_Task brief_
Output the records exactly. Include every line.

══════

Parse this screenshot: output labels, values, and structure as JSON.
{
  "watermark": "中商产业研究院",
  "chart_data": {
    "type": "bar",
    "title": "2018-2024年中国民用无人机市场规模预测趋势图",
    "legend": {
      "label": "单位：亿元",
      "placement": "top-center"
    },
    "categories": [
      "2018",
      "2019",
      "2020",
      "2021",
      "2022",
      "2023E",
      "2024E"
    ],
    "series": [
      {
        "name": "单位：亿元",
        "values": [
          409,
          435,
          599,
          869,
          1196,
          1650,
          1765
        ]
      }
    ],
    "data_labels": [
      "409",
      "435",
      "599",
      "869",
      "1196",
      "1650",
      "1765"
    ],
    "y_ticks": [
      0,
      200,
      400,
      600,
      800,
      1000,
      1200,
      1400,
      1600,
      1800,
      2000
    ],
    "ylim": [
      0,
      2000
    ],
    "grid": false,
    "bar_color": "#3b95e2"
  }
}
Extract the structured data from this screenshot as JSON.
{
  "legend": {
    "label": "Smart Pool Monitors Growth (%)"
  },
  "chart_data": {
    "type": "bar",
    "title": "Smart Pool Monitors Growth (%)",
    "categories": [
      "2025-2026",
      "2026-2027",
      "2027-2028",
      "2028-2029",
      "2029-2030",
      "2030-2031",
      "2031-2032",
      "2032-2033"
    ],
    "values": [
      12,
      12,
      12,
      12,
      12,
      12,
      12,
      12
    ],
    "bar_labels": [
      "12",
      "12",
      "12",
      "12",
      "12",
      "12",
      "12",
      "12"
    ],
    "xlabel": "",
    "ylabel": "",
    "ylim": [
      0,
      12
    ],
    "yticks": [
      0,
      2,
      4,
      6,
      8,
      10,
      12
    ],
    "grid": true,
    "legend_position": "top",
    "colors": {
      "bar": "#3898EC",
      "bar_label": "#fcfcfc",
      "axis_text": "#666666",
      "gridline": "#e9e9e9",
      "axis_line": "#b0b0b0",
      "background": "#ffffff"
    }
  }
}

══════

_Solution to this exercise_
Parse this screenshot: output labels, values, and structure as JSON.
{
  "watermark": "中商产业研究院",
  "chart_data": {
    "type": "bar",
    "title": "2018-2024年中国民用无人机市场规模预测趋势图",
    "legend": {
      "label": "单位：亿元",
      "placement": "top-center"
    },
    "categories": [
      "2018",
      "2019",
      "2020",
      "2021",
      "2022",
      "2023E",
      "2024E"
    ],
    "series": [
      {
        "name": "单位：亿元",
        "values": [
          409,
          435,
          599,
          869,
          1196,
          1650,
          1765
        ]
      }
    ],
    "data_labels": [
      "409",
      "435",
      "599",
      "869",
      "1196",
      "1650",
      "1765"
    ],
    "y_ticks": [
      0,
      200,
      400,
      600,
      800,
      1000,
      1200,
      1400,
      1600,
      1800,
      2000
    ],
    "ylim": [
      0,
      2000
    ],
    "grid": false,
    "bar_color": "#3b95e2"
  }
}
Extract the structured data from this screenshot as JSON.
{
  "legend": {
    "label": "Smart Pool Monitors Growth (%)"
  },
  "chart_data": {
    "type": "bar",
    "title": "Smart Pool Monitors Growth (%)",
    "categories": [
      "2025-2026",
      "2026-2027",
      "2027-2028",
      "2028-2029",
      "2029-2030",
      "2030-2031",
      "2031-2032",
      "2032-2033"
    ],
    "values": [
      12,
      12,
      12,
      12,
      12,
      12,
      12,
      12
    ],
    "bar_labels": [
      "12",
      "12",
      "12",
      "12",
      "12",
      "12",
      "12",
      "12"
    ],
    "xlabel": "",
    "ylabel": "",
    "ylim": [
      0,
      12
    ],
    "yticks": [
      0,
      2,
      4,
      6,
      8,
      10,
      12
    ],
    "grid": true,
    "legend_position": "top",
    "colors": {
      "bar": "#3898EC",
      "bar_label": "#fcfcfc",
      "axis_text": "#666666",
      "gridline": "#e9e9e9",
      "axis_line": "#b0b0b0",
      "background": "#ffffff"
    }
  }
}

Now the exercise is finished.